§ WHAT IS ASKED
Report only the number of lines in the records that contain the word "while".
- - -
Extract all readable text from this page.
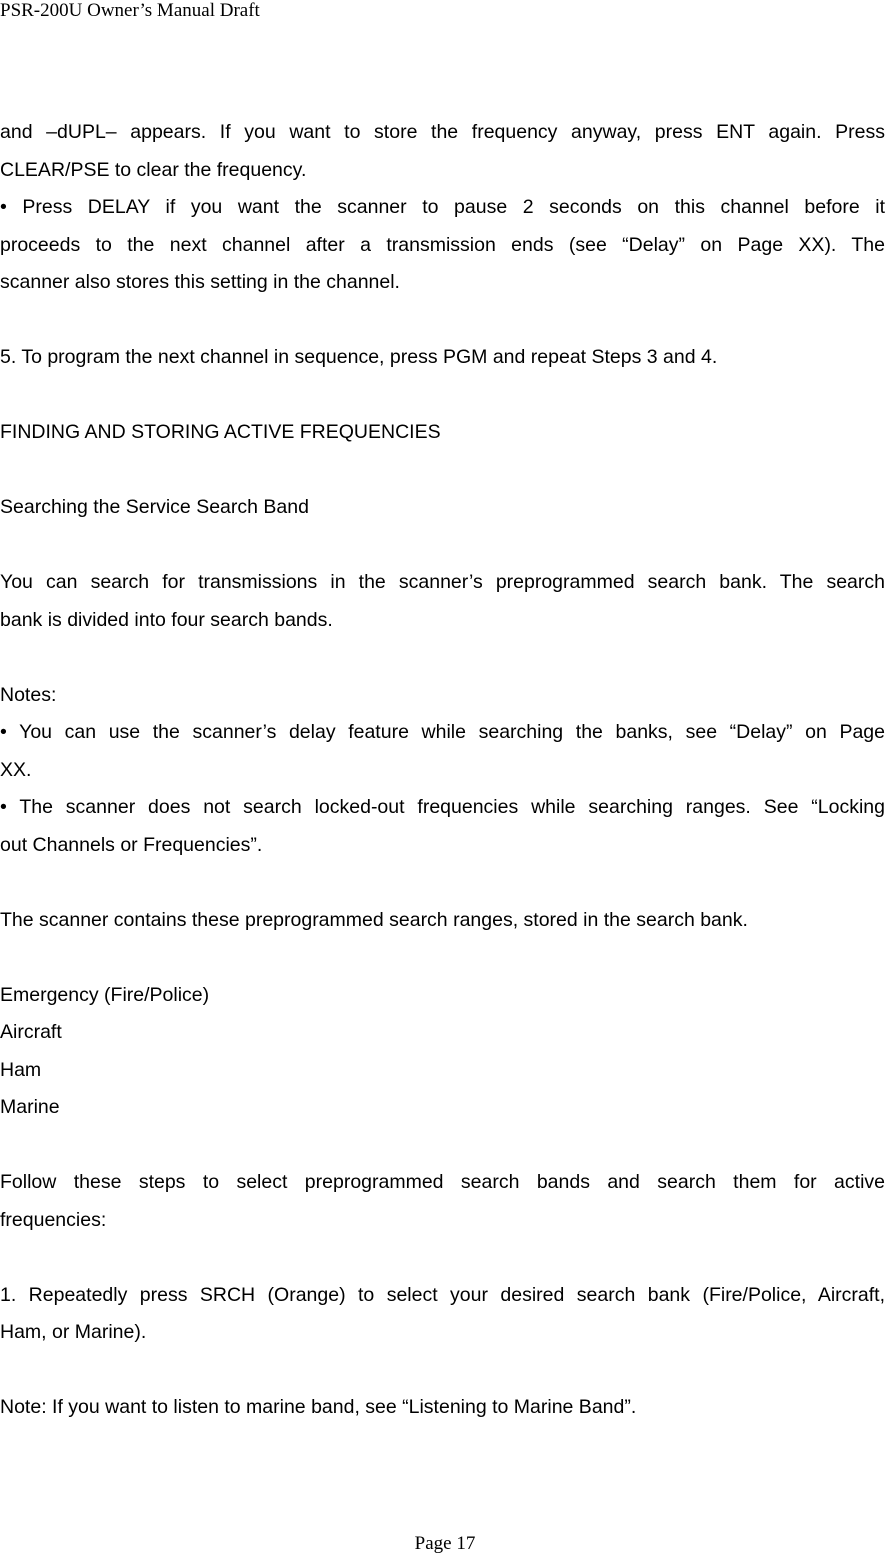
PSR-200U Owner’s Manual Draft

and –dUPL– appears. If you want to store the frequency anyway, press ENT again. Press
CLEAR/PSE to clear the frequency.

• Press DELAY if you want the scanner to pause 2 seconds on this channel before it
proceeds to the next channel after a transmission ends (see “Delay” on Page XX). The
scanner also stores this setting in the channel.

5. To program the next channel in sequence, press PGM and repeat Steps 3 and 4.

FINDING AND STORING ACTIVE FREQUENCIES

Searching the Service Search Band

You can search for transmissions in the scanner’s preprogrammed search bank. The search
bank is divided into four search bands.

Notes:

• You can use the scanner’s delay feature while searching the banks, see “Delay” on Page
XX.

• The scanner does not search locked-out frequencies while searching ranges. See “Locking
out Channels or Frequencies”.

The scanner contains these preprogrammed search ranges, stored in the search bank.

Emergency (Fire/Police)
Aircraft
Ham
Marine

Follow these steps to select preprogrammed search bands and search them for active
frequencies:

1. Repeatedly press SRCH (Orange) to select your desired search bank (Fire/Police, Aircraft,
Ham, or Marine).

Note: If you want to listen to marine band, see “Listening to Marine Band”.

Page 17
- - -
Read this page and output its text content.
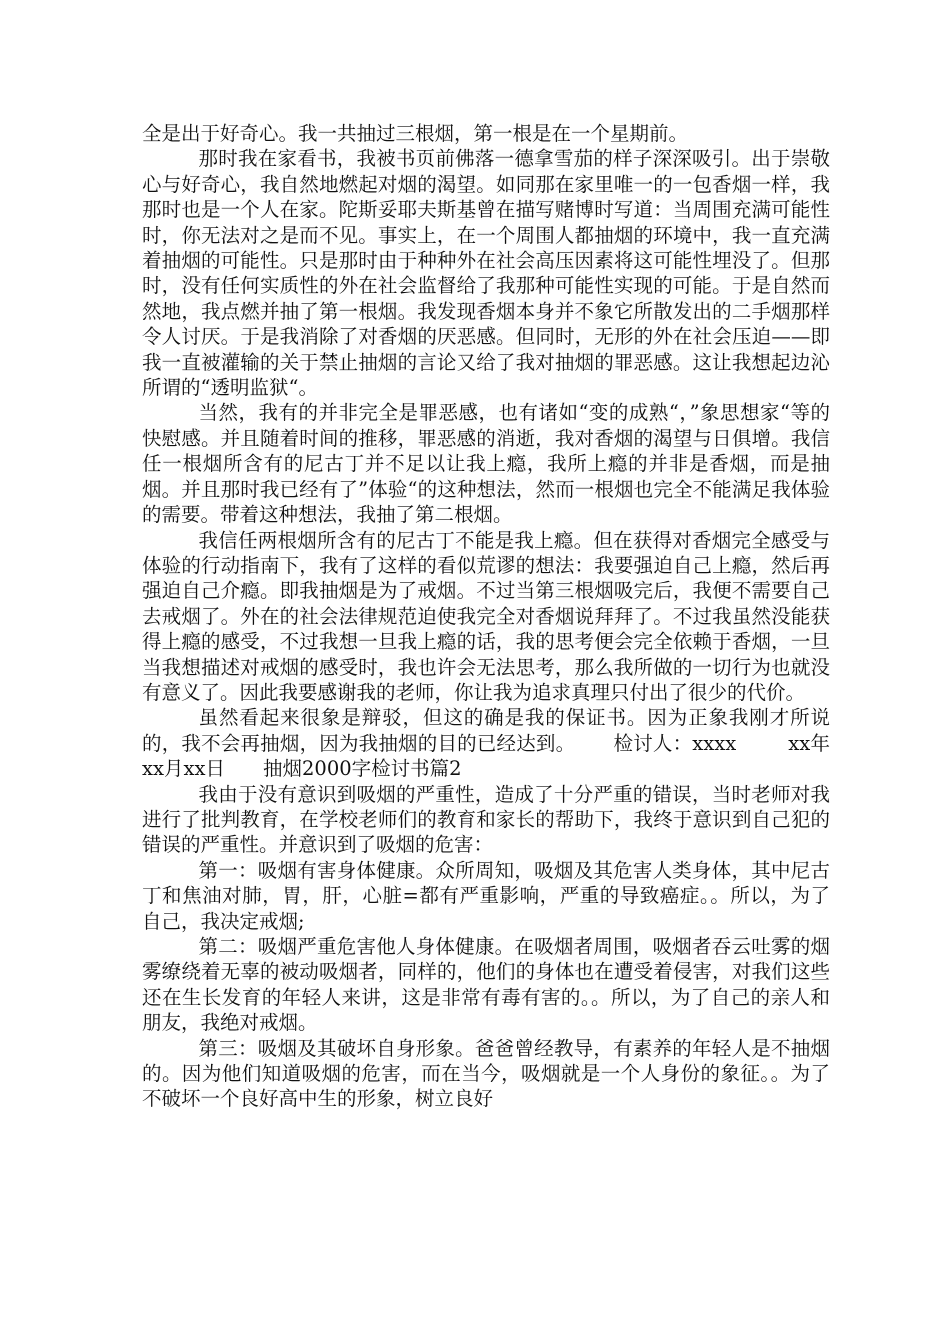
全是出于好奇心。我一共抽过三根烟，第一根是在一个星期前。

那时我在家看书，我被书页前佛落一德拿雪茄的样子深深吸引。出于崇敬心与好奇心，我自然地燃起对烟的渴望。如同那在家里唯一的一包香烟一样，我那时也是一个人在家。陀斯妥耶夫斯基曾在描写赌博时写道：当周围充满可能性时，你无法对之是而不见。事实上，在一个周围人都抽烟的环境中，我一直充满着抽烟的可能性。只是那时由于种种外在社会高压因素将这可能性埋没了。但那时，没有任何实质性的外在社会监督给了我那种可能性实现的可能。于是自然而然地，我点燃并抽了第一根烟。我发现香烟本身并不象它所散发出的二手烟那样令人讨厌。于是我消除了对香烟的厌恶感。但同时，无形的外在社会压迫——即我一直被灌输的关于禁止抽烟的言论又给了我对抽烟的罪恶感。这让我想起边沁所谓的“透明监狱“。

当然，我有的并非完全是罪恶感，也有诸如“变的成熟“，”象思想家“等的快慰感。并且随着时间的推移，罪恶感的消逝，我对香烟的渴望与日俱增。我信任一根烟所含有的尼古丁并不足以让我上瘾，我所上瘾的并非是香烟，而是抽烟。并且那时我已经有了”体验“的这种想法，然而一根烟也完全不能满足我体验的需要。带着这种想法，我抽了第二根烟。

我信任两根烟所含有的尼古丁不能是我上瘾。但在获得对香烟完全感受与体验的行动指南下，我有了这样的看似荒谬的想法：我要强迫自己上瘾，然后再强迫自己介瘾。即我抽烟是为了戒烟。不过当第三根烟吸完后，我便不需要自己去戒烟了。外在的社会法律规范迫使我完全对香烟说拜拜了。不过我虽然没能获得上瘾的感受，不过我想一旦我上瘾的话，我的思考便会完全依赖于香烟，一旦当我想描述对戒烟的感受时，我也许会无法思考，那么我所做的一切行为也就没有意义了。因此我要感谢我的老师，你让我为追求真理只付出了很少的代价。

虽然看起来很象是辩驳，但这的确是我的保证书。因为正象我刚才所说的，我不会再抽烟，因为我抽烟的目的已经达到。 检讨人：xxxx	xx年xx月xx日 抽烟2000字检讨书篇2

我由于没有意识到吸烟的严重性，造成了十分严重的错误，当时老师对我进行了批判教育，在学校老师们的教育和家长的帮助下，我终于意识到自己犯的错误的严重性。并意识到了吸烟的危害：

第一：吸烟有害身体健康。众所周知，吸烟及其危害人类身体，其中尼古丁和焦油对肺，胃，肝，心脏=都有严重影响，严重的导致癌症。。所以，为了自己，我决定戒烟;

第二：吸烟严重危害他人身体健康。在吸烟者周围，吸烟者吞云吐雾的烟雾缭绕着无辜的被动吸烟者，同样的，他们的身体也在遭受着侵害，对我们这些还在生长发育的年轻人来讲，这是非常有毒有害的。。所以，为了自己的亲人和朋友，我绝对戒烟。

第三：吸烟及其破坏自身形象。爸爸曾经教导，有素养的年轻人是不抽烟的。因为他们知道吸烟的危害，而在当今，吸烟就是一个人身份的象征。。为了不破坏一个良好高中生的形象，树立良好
- - -
§ ANSWER TO THE TASK
2